* _Work to be completed_:
Count the lines below that contain the word "mother" and give only the number.

===

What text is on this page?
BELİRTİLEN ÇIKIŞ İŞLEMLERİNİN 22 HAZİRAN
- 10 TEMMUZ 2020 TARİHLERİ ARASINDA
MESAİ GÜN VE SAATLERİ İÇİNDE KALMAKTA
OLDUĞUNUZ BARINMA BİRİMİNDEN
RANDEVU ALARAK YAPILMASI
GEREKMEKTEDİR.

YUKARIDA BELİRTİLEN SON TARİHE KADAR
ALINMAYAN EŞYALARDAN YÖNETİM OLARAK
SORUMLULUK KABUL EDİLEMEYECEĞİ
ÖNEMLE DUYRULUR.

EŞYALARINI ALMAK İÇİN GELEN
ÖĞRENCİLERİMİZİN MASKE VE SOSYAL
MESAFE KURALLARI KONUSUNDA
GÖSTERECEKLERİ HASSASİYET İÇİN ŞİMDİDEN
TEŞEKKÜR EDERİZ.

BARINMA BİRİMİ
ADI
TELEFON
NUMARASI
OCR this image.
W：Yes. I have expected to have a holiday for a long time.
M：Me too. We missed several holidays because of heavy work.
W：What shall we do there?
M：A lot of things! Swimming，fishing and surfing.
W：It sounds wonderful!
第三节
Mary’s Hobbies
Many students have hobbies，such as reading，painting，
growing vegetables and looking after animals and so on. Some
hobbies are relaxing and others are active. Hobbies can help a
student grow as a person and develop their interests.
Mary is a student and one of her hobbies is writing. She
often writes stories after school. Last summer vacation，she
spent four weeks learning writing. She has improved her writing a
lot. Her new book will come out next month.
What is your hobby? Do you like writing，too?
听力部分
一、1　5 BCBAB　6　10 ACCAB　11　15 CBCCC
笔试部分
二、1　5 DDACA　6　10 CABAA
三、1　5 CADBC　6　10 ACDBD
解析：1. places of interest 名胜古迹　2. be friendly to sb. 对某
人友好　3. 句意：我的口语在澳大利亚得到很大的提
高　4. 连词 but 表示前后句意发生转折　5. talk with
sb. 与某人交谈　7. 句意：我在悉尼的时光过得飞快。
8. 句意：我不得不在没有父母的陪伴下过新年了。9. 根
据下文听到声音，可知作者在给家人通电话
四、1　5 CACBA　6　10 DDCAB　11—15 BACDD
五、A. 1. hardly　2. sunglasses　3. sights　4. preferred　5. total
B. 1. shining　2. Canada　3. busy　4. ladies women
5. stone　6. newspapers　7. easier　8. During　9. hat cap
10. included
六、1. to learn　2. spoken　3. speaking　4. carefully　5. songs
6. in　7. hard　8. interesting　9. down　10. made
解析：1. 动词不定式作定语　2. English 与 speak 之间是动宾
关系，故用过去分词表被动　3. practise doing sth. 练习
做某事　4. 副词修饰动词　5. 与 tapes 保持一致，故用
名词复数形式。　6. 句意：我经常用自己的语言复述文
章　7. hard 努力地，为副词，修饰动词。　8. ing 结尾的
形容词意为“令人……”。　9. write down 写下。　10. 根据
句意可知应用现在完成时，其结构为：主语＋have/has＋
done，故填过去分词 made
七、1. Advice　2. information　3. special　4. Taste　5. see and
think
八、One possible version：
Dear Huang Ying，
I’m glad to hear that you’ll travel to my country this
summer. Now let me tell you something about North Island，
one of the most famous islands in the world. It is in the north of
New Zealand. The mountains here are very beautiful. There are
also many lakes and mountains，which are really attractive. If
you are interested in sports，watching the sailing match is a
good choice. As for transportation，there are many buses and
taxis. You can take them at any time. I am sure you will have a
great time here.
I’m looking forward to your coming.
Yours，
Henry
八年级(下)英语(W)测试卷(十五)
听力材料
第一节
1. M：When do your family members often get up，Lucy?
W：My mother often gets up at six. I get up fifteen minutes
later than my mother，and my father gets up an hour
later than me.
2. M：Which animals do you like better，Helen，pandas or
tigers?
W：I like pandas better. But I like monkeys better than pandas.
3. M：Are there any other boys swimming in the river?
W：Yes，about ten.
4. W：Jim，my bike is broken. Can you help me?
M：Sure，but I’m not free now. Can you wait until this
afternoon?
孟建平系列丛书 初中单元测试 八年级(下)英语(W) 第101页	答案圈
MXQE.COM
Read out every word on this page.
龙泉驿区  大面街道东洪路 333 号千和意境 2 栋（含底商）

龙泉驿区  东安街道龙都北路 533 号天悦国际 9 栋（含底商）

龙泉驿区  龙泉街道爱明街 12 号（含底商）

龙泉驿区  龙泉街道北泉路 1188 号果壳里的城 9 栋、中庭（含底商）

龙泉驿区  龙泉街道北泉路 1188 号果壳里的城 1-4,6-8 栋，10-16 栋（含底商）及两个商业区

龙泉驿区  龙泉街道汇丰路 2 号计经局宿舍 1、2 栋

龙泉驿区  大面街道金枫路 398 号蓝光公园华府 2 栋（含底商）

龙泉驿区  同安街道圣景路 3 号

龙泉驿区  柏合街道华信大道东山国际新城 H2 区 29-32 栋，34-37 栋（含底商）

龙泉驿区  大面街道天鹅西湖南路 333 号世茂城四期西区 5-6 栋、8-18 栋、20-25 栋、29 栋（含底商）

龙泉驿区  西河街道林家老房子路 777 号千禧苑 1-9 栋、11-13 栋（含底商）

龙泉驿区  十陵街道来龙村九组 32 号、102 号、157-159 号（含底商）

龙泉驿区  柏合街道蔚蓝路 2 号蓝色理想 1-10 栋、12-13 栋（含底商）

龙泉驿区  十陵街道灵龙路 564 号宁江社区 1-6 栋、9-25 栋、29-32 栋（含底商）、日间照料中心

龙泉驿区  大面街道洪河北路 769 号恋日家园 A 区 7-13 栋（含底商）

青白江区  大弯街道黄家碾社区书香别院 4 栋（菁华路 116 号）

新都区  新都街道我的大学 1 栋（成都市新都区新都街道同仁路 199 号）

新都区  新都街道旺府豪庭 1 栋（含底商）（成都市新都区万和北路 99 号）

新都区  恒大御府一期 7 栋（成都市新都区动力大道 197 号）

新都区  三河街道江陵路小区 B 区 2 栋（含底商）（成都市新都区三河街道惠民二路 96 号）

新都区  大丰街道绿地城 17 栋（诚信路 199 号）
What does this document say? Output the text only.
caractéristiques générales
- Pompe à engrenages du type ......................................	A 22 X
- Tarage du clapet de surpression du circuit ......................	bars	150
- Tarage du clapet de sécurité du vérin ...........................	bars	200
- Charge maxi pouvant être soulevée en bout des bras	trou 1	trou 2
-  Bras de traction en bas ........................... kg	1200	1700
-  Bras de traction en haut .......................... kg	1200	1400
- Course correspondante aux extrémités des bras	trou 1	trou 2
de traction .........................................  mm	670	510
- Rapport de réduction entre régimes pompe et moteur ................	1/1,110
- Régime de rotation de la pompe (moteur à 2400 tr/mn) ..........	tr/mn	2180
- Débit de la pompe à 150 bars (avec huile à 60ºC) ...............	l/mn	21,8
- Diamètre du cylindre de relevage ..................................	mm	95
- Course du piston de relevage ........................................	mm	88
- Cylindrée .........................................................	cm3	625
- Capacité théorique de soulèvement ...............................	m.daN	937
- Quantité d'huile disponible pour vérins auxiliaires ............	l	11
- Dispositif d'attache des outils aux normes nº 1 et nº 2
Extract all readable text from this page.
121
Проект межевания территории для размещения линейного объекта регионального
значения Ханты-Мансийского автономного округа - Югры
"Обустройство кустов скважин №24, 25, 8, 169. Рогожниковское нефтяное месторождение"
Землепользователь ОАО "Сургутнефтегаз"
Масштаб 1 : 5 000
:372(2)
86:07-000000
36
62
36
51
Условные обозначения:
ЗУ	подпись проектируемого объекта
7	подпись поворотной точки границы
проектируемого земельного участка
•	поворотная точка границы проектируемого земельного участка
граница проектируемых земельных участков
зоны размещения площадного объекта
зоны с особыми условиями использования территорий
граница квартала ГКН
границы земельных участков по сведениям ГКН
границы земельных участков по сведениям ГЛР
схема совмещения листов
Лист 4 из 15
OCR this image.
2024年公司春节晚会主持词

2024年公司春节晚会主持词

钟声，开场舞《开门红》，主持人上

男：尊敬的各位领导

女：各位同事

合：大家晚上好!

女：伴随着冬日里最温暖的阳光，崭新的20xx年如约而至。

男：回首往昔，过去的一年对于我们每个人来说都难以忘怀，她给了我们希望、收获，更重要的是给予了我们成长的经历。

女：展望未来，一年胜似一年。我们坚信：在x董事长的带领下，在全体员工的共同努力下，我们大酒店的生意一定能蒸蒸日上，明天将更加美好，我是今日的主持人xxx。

===

* _The solution_:
2